- **Written exercise**:
The answer is one number: how many lines in the data below hold "this".

- **Task data**:
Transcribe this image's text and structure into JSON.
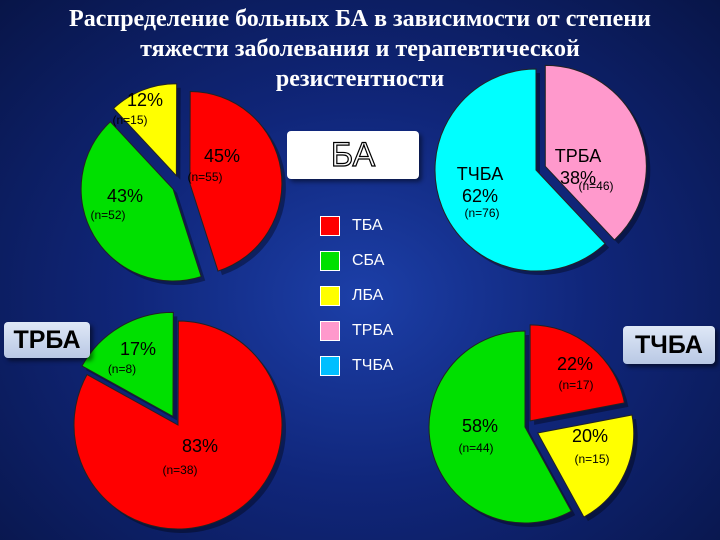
{
  "title_lines": [
    "Распределение больных БА в зависимости от степени",
    "тяжести заболевания и терапевтической",
    "резистентности"
  ],
  "ba_box_label": "БА",
  "panel_labels": {
    "trba": "ТРБА",
    "tchba": "ТЧБА"
  },
  "legend": [
    {
      "label": "ТБА",
      "color": "#ff0000"
    },
    {
      "label": "СБА",
      "color": "#00e000"
    },
    {
      "label": "ЛБА",
      "color": "#ffff00"
    },
    {
      "label": "ТРБА",
      "color": "#ff99cc"
    },
    {
      "label": "ТЧБА",
      "color": "#00bfff"
    }
  ],
  "chart_data": [
    {
      "type": "pie",
      "slices": [
        {
          "label": "12%",
          "n": "(n=15)",
          "value": 12,
          "color": "#ffff00"
        },
        {
          "label": "45%",
          "n": "(n=55)",
          "value": 45,
          "color": "#ff0000"
        },
        {
          "label": "43%",
          "n": "(n=52)",
          "value": 43,
          "color": "#00e000"
        }
      ]
    },
    {
      "type": "pie",
      "slices": [
        {
          "label": "ТРБА\n38%",
          "n": "(n=46)",
          "value": 38,
          "color": "#ff99cc"
        },
        {
          "label": "ТЧБА\n62%",
          "n": "(n=76)",
          "value": 62,
          "color": "#00ffff"
        }
      ]
    },
    {
      "type": "pie",
      "slices": [
        {
          "label": "17%",
          "n": "(n=8)",
          "value": 17,
          "color": "#00e000"
        },
        {
          "label": "83%",
          "n": "(n=38)",
          "value": 83,
          "color": "#ff0000"
        }
      ]
    },
    {
      "type": "pie",
      "slices": [
        {
          "label": "22%",
          "n": "(n=17)",
          "value": 22,
          "color": "#ff0000"
        },
        {
          "label": "20%",
          "n": "(n=15)",
          "value": 20,
          "color": "#ffff00"
        },
        {
          "label": "58%",
          "n": "(n=44)",
          "value": 58,
          "color": "#00e000"
        }
      ]
    }
  ]
}
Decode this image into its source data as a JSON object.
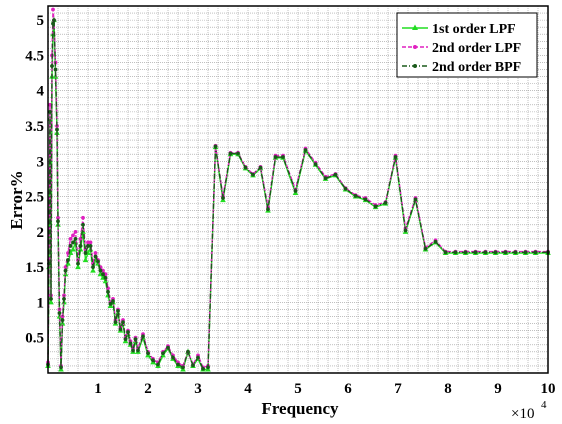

- **Exercise result**:
2